*Exercise goal*
Copy all of the records below verbatim.

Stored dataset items
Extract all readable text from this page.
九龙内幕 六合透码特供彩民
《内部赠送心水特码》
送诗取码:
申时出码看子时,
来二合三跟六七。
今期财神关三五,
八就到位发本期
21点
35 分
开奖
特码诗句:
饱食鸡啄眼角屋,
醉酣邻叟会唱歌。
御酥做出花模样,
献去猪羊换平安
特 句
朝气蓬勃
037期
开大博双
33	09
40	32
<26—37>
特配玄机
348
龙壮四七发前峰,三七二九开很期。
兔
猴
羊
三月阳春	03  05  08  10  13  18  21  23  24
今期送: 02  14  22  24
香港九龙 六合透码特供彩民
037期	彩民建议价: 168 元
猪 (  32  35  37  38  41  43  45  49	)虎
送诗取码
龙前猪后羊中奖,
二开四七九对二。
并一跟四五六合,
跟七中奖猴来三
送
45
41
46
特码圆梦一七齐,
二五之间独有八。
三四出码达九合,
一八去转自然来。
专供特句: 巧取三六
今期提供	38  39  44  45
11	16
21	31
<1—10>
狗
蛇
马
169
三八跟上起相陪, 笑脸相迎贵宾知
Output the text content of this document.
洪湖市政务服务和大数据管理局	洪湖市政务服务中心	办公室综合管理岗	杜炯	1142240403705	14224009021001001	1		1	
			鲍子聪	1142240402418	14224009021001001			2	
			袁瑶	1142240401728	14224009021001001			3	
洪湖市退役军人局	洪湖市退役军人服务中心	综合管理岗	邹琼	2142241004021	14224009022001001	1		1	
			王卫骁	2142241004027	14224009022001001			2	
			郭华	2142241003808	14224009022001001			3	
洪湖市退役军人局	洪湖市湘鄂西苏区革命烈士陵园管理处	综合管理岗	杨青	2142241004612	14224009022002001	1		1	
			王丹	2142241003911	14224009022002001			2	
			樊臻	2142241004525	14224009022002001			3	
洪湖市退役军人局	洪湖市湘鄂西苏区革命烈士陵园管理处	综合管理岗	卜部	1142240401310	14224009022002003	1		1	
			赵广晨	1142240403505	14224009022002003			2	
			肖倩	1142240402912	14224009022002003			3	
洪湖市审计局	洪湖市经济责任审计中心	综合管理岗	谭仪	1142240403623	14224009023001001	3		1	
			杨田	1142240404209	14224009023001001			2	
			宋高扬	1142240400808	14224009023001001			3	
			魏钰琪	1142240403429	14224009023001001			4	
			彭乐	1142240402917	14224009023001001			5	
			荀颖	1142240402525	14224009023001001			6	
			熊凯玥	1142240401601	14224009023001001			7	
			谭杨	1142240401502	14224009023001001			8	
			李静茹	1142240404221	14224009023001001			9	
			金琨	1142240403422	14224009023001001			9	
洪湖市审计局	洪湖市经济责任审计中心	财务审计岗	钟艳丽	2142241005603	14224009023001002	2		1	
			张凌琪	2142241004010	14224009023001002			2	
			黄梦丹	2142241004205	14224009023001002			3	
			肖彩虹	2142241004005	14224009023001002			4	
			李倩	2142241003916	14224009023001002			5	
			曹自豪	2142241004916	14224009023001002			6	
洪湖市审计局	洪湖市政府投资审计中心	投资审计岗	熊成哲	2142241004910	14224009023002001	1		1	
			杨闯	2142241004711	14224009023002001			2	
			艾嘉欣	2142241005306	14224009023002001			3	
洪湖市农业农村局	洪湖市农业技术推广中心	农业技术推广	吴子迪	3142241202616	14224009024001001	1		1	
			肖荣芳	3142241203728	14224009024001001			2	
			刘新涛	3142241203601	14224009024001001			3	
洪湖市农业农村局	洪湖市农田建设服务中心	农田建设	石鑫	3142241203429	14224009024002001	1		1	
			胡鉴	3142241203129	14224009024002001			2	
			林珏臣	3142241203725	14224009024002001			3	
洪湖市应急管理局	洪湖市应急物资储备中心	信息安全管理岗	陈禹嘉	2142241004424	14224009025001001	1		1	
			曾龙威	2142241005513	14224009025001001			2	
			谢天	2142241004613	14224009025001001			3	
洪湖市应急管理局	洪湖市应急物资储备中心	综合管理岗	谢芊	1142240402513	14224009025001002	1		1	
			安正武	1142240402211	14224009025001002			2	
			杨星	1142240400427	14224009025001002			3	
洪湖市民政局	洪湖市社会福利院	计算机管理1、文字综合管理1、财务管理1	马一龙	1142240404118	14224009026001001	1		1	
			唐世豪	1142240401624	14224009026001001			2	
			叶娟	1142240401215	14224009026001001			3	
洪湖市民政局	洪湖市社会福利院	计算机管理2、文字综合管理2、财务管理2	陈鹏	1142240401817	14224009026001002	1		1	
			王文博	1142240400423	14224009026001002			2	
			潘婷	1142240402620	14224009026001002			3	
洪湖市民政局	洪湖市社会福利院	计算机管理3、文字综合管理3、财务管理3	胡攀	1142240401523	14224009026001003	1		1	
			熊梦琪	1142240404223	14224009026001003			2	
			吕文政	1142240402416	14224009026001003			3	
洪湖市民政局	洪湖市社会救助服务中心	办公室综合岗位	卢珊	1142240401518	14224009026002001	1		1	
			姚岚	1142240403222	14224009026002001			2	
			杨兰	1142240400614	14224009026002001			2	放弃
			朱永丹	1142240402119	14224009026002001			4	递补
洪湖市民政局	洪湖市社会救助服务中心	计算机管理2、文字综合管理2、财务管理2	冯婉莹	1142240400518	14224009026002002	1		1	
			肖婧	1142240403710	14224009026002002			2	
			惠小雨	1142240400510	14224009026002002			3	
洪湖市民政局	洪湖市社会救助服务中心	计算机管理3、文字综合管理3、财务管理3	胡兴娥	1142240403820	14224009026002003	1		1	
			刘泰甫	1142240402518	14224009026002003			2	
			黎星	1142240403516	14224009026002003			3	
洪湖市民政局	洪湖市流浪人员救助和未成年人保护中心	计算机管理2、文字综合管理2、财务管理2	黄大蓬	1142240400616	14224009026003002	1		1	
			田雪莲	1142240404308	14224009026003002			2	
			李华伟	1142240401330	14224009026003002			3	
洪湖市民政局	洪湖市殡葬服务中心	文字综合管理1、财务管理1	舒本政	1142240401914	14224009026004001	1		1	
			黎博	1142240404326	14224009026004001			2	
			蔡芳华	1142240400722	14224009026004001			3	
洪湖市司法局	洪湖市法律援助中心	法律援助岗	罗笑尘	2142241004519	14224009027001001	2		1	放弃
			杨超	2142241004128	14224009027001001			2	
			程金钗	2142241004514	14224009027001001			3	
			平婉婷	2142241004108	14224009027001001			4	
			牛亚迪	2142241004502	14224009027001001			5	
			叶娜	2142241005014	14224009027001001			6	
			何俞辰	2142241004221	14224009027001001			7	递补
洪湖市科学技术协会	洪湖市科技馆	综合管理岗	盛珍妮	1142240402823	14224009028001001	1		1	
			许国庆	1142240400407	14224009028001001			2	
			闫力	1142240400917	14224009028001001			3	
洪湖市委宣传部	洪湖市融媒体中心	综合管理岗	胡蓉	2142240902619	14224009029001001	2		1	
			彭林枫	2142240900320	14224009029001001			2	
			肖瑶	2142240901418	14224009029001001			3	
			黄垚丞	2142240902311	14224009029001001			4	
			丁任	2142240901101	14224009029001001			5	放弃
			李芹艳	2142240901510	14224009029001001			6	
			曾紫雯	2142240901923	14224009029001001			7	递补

*Reply to the task*
Extract all readable text from this page.
九龙内幕 六合透码特供彩民
《内部赠送心水特码》
送诗取码:
申时出码看子时,
来二合三跟六七。
今期财神关三五,
八就到位发本期
21点
35 分
开奖
特码诗句:
饱食鸡啄眼角屋,
醉酣邻叟会唱歌。
御酥做出花模样,
献去猪羊换平安
特 句
朝气蓬勃
037期
开大博双
33	09
40	32
<26—37>
特配玄机
348
龙壮四七发前峰,三七二九开很期。
兔
猴
羊
三月阳春	03  05  08  10  13  18  21  23  24
今期送: 02  14  22  24
香港九龙 六合透码特供彩民
037期	彩民建议价: 168 元
猪 (  32  35  37  38  41  43  45  49	)虎
送诗取码
龙前猪后羊中奖,
二开四七九对二。
并一跟四五六合,
跟七中奖猴来三
送
45
41
46
特码圆梦一七齐,
二五之间独有八。
三四出码达九合,
一八去转自然来。
专供特句: 巧取三六
今期提供	38  39  44  45
11	16
21	31
<1—10>
狗
蛇
马
169
三八跟上起相陪, 笑脸相迎贵宾知
Output the text content of this document.
洪湖市政务服务和大数据管理局	洪湖市政务服务中心	办公室综合管理岗	杜炯	1142240403705	14224009021001001	1		1	
			鲍子聪	1142240402418	14224009021001001			2	
			袁瑶	1142240401728	14224009021001001			3	
洪湖市退役军人局	洪湖市退役军人服务中心	综合管理岗	邹琼	2142241004021	14224009022001001	1		1	
			王卫骁	2142241004027	14224009022001001			2	
			郭华	2142241003808	14224009022001001			3	
洪湖市退役军人局	洪湖市湘鄂西苏区革命烈士陵园管理处	综合管理岗	杨青	2142241004612	14224009022002001	1		1	
			王丹	2142241003911	14224009022002001			2	
			樊臻	2142241004525	14224009022002001			3	
洪湖市退役军人局	洪湖市湘鄂西苏区革命烈士陵园管理处	综合管理岗	卜部	1142240401310	14224009022002003	1		1	
			赵广晨	1142240403505	14224009022002003			2	
			肖倩	1142240402912	14224009022002003			3	
洪湖市审计局	洪湖市经济责任审计中心	综合管理岗	谭仪	1142240403623	14224009023001001	3		1	
			杨田	1142240404209	14224009023001001			2	
			宋高扬	1142240400808	14224009023001001			3	
			魏钰琪	1142240403429	14224009023001001			4	
			彭乐	1142240402917	14224009023001001			5	
			荀颖	1142240402525	14224009023001001			6	
			熊凯玥	1142240401601	14224009023001001			7	
			谭杨	1142240401502	14224009023001001			8	
			李静茹	1142240404221	14224009023001001			9	
			金琨	1142240403422	14224009023001001			9	
洪湖市审计局	洪湖市经济责任审计中心	财务审计岗	钟艳丽	2142241005603	14224009023001002	2		1	
			张凌琪	2142241004010	14224009023001002			2	
			黄梦丹	2142241004205	14224009023001002			3	
			肖彩虹	2142241004005	14224009023001002			4	
			李倩	2142241003916	14224009023001002			5	
			曹自豪	2142241004916	14224009023001002			6	
洪湖市审计局	洪湖市政府投资审计中心	投资审计岗	熊成哲	2142241004910	14224009023002001	1		1	
			杨闯	2142241004711	14224009023002001			2	
			艾嘉欣	2142241005306	14224009023002001			3	
洪湖市农业农村局	洪湖市农业技术推广中心	农业技术推广	吴子迪	3142241202616	14224009024001001	1		1	
			肖荣芳	3142241203728	14224009024001001			2	
			刘新涛	3142241203601	14224009024001001			3	
洪湖市农业农村局	洪湖市农田建设服务中心	农田建设	石鑫	3142241203429	14224009024002001	1		1	
			胡鉴	3142241203129	14224009024002001			2	
			林珏臣	3142241203725	14224009024002001			3	
洪湖市应急管理局	洪湖市应急物资储备中心	信息安全管理岗	陈禹嘉	2142241004424	14224009025001001	1		1	
			曾龙威	2142241005513	14224009025001001			2	
			谢天	2142241004613	14224009025001001			3	
洪湖市应急管理局	洪湖市应急物资储备中心	综合管理岗	谢芊	1142240402513	14224009025001002	1		1	
			安正武	1142240402211	14224009025001002			2	
			杨星	1142240400427	14224009025001002			3	
洪湖市民政局	洪湖市社会福利院	计算机管理1、文字综合管理1、财务管理1	马一龙	1142240404118	14224009026001001	1		1	
			唐世豪	1142240401624	14224009026001001			2	
			叶娟	1142240401215	14224009026001001			3	
洪湖市民政局	洪湖市社会福利院	计算机管理2、文字综合管理2、财务管理2	陈鹏	1142240401817	14224009026001002	1		1	
			王文博	1142240400423	14224009026001002			2	
			潘婷	1142240402620	14224009026001002			3	
洪湖市民政局	洪湖市社会福利院	计算机管理3、文字综合管理3、财务管理3	胡攀	1142240401523	14224009026001003	1		1	
			熊梦琪	1142240404223	14224009026001003			2	
			吕文政	1142240402416	14224009026001003			3	
洪湖市民政局	洪湖市社会救助服务中心	办公室综合岗位	卢珊	1142240401518	14224009026002001	1		1	
			姚岚	1142240403222	14224009026002001			2	
			杨兰	1142240400614	14224009026002001			2	放弃
			朱永丹	1142240402119	14224009026002001			4	递补
洪湖市民政局	洪湖市社会救助服务中心	计算机管理2、文字综合管理2、财务管理2	冯婉莹	1142240400518	14224009026002002	1		1	
			肖婧	1142240403710	14224009026002002			2	
			惠小雨	1142240400510	14224009026002002			3	
洪湖市民政局	洪湖市社会救助服务中心	计算机管理3、文字综合管理3、财务管理3	胡兴娥	1142240403820	14224009026002003	1		1	
			刘泰甫	1142240402518	14224009026002003			2	
			黎星	1142240403516	14224009026002003			3	
洪湖市民政局	洪湖市流浪人员救助和未成年人保护中心	计算机管理2、文字综合管理2、财务管理2	黄大蓬	1142240400616	14224009026003002	1		1	
			田雪莲	1142240404308	14224009026003002			2	
			李华伟	1142240401330	14224009026003002			3	
洪湖市民政局	洪湖市殡葬服务中心	文字综合管理1、财务管理1	舒本政	1142240401914	14224009026004001	1		1	
			黎博	1142240404326	14224009026004001			2	
			蔡芳华	1142240400722	14224009026004001			3	
洪湖市司法局	洪湖市法律援助中心	法律援助岗	罗笑尘	2142241004519	14224009027001001	2		1	放弃
			杨超	2142241004128	14224009027001001			2	
			程金钗	2142241004514	14224009027001001			3	
			平婉婷	2142241004108	14224009027001001			4	
			牛亚迪	2142241004502	14224009027001001			5	
			叶娜	2142241005014	14224009027001001			6	
			何俞辰	2142241004221	14224009027001001			7	递补
洪湖市科学技术协会	洪湖市科技馆	综合管理岗	盛珍妮	1142240402823	14224009028001001	1		1	
			许国庆	1142240400407	14224009028001001			2	
			闫力	1142240400917	14224009028001001			3	
洪湖市委宣传部	洪湖市融媒体中心	综合管理岗	胡蓉	2142240902619	14224009029001001	2		1	
			彭林枫	2142240900320	14224009029001001			2	
			肖瑶	2142240901418	14224009029001001			3	
			黄垚丞	2142240902311	14224009029001001			4	
			丁任	2142240901101	14224009029001001			5	放弃
			李芹艳	2142240901510	14224009029001001			6	
			曾紫雯	2142240901923	14224009029001001			7	递补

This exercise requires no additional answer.